*Task prompt*:
Output the full listing word for word.
— START Material for the task —
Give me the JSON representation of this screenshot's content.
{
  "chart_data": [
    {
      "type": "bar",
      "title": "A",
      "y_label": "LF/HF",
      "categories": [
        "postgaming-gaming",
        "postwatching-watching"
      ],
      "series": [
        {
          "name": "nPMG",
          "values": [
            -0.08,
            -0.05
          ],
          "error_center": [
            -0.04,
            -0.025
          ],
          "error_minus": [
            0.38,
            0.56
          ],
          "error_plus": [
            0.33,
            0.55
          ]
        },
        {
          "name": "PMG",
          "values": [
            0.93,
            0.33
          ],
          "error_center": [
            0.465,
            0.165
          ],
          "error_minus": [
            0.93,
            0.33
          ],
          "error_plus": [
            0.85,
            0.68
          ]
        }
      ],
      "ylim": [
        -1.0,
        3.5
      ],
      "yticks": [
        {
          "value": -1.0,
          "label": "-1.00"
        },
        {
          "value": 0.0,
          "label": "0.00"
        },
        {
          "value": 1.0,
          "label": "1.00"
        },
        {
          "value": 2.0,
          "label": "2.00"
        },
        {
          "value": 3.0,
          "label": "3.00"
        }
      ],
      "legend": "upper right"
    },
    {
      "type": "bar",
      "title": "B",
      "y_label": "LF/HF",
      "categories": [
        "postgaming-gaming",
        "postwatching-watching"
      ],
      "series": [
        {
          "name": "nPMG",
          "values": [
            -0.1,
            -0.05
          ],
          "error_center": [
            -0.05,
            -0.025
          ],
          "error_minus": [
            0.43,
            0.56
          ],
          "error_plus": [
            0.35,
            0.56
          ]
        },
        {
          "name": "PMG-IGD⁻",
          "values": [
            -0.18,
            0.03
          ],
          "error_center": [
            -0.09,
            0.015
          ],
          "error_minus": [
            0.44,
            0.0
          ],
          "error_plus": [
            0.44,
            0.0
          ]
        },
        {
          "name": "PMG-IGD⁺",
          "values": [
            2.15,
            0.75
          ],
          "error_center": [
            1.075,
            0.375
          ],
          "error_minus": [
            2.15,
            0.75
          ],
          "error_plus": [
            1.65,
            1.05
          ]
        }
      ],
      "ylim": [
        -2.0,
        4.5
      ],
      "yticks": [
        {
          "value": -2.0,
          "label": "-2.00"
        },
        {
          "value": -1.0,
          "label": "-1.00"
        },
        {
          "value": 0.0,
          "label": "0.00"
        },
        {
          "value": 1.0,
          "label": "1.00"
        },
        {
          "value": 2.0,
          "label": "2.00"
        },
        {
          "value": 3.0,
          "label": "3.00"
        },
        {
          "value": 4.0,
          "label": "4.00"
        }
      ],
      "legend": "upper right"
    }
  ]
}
— END Material for the task —
*Response to this exercise*:
Give me the JSON representation of this screenshot's content.
{
  "chart_data": [
    {
      "type": "bar",
      "title": "A",
      "y_label": "LF/HF",
      "categories": [
        "postgaming-gaming",
        "postwatching-watching"
      ],
      "series": [
        {
          "name": "nPMG",
          "values": [
            -0.08,
            -0.05
          ],
          "error_center": [
            -0.04,
            -0.025
          ],
          "error_minus": [
            0.38,
            0.56
          ],
          "error_plus": [
            0.33,
            0.55
          ]
        },
        {
          "name": "PMG",
          "values": [
            0.93,
            0.33
          ],
          "error_center": [
            0.465,
            0.165
          ],
          "error_minus": [
            0.93,
            0.33
          ],
          "error_plus": [
            0.85,
            0.68
          ]
        }
      ],
      "ylim": [
        -1.0,
        3.5
      ],
      "yticks": [
        {
          "value": -1.0,
          "label": "-1.00"
        },
        {
          "value": 0.0,
          "label": "0.00"
        },
        {
          "value": 1.0,
          "label": "1.00"
        },
        {
          "value": 2.0,
          "label": "2.00"
        },
        {
          "value": 3.0,
          "label": "3.00"
        }
      ],
      "legend": "upper right"
    },
    {
      "type": "bar",
      "title": "B",
      "y_label": "LF/HF",
      "categories": [
        "postgaming-gaming",
        "postwatching-watching"
      ],
      "series": [
        {
          "name": "nPMG",
          "values": [
            -0.1,
            -0.05
          ],
          "error_center": [
            -0.05,
            -0.025
          ],
          "error_minus": [
            0.43,
            0.56
          ],
          "error_plus": [
            0.35,
            0.56
          ]
        },
        {
          "name": "PMG-IGD⁻",
          "values": [
            -0.18,
            0.03
          ],
          "error_center": [
            -0.09,
            0.015
          ],
          "error_minus": [
            0.44,
            0.0
          ],
          "error_plus": [
            0.44,
            0.0
          ]
        },
        {
          "name": "PMG-IGD⁺",
          "values": [
            2.15,
            0.75
          ],
          "error_center": [
            1.075,
            0.375
          ],
          "error_minus": [
            2.15,
            0.75
          ],
          "error_plus": [
            1.65,
            1.05
          ]
        }
      ],
      "ylim": [
        -2.0,
        4.5
      ],
      "yticks": [
        {
          "value": -2.0,
          "label": "-2.00"
        },
        {
          "value": -1.0,
          "label": "-1.00"
        },
        {
          "value": 0.0,
          "label": "0.00"
        },
        {
          "value": 1.0,
          "label": "1.00"
        },
        {
          "value": 2.0,
          "label": "2.00"
        },
        {
          "value": 3.0,
          "label": "3.00"
        },
        {
          "value": 4.0,
          "label": "4.00"
        }
      ],
      "legend": "upper right"
    }
  ]
}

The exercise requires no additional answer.